--- START OF Stored data ---

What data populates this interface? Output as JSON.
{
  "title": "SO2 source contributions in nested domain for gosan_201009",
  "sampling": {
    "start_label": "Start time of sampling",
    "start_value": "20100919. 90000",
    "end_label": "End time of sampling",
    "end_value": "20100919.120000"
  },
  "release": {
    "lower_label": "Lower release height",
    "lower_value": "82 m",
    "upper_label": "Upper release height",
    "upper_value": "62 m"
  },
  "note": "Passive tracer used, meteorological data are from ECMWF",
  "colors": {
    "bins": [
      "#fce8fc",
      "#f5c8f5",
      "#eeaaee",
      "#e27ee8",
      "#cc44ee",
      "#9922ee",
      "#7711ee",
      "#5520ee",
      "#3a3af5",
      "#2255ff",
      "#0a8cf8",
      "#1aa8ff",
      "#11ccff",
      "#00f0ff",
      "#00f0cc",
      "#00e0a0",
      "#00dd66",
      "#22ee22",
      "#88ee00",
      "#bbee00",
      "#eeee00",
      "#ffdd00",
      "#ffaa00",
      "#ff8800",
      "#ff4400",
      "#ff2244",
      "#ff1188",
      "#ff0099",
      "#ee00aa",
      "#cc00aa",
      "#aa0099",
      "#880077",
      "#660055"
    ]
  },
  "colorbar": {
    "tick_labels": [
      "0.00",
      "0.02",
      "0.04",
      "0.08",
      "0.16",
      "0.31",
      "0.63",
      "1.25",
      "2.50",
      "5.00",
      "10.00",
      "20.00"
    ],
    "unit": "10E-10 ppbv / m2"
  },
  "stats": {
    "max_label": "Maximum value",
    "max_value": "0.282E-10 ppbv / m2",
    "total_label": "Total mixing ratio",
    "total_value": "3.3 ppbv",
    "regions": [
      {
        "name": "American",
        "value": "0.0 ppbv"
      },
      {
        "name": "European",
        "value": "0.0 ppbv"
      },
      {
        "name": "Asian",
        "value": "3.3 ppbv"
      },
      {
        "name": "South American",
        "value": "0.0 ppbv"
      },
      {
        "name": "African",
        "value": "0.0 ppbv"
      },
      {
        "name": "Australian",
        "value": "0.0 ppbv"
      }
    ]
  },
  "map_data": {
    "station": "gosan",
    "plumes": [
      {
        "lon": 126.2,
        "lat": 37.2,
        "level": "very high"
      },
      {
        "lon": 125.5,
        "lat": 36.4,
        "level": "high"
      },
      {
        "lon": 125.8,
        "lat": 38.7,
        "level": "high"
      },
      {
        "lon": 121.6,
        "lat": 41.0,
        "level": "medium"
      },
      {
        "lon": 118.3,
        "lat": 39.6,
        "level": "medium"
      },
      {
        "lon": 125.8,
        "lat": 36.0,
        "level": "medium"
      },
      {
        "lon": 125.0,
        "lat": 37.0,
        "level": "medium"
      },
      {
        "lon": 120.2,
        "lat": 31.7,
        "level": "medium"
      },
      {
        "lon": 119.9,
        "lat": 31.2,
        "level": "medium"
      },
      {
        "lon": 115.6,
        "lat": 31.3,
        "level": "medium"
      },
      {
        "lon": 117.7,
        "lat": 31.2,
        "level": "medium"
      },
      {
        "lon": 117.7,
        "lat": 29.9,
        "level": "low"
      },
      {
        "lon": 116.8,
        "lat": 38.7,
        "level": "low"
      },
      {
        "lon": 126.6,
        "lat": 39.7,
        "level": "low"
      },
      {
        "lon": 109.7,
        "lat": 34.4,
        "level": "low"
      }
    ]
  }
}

--- END OF Stored data ---

**What the task requires:** Give the complete listing a second time, exactly as it reads.

**Solution for this task:**
What data populates this interface? Output as JSON.
{
  "title": "SO2 source contributions in nested domain for gosan_201009",
  "sampling": {
    "start_label": "Start time of sampling",
    "start_value": "20100919. 90000",
    "end_label": "End time of sampling",
    "end_value": "20100919.120000"
  },
  "release": {
    "lower_label": "Lower release height",
    "lower_value": "82 m",
    "upper_label": "Upper release height",
    "upper_value": "62 m"
  },
  "note": "Passive tracer used, meteorological data are from ECMWF",
  "colors": {
    "bins": [
      "#fce8fc",
      "#f5c8f5",
      "#eeaaee",
      "#e27ee8",
      "#cc44ee",
      "#9922ee",
      "#7711ee",
      "#5520ee",
      "#3a3af5",
      "#2255ff",
      "#0a8cf8",
      "#1aa8ff",
      "#11ccff",
      "#00f0ff",
      "#00f0cc",
      "#00e0a0",
      "#00dd66",
      "#22ee22",
      "#88ee00",
      "#bbee00",
      "#eeee00",
      "#ffdd00",
      "#ffaa00",
      "#ff8800",
      "#ff4400",
      "#ff2244",
      "#ff1188",
      "#ff0099",
      "#ee00aa",
      "#cc00aa",
      "#aa0099",
      "#880077",
      "#660055"
    ]
  },
  "colorbar": {
    "tick_labels": [
      "0.00",
      "0.02",
      "0.04",
      "0.08",
      "0.16",
      "0.31",
      "0.63",
      "1.25",
      "2.50",
      "5.00",
      "10.00",
      "20.00"
    ],
    "unit": "10E-10 ppbv / m2"
  },
  "stats": {
    "max_label": "Maximum value",
    "max_value": "0.282E-10 ppbv / m2",
    "total_label": "Total mixing ratio",
    "total_value": "3.3 ppbv",
    "regions": [
      {
        "name": "American",
        "value": "0.0 ppbv"
      },
      {
        "name": "European",
        "value": "0.0 ppbv"
      },
      {
        "name": "Asian",
        "value": "3.3 ppbv"
      },
      {
        "name": "South American",
        "value": "0.0 ppbv"
      },
      {
        "name": "African",
        "value": "0.0 ppbv"
      },
      {
        "name": "Australian",
        "value": "0.0 ppbv"
      }
    ]
  },
  "map_data": {
    "station": "gosan",
    "plumes": [
      {
        "lon": 126.2,
        "lat": 37.2,
        "level": "very high"
      },
      {
        "lon": 125.5,
        "lat": 36.4,
        "level": "high"
      },
      {
        "lon": 125.8,
        "lat": 38.7,
        "level": "high"
      },
      {
        "lon": 121.6,
        "lat": 41.0,
        "level": "medium"
      },
      {
        "lon": 118.3,
        "lat": 39.6,
        "level": "medium"
      },
      {
        "lon": 125.8,
        "lat": 36.0,
        "level": "medium"
      },
      {
        "lon": 125.0,
        "lat": 37.0,
        "level": "medium"
      },
      {
        "lon": 120.2,
        "lat": 31.7,
        "level": "medium"
      },
      {
        "lon": 119.9,
        "lat": 31.2,
        "level": "medium"
      },
      {
        "lon": 115.6,
        "lat": 31.3,
        "level": "medium"
      },
      {
        "lon": 117.7,
        "lat": 31.2,
        "level": "medium"
      },
      {
        "lon": 117.7,
        "lat": 29.9,
        "level": "low"
      },
      {
        "lon": 116.8,
        "lat": 38.7,
        "level": "low"
      },
      {
        "lon": 126.6,
        "lat": 39.7,
        "level": "low"
      },
      {
        "lon": 109.7,
        "lat": 34.4,
        "level": "low"
      }
    ]
  }
}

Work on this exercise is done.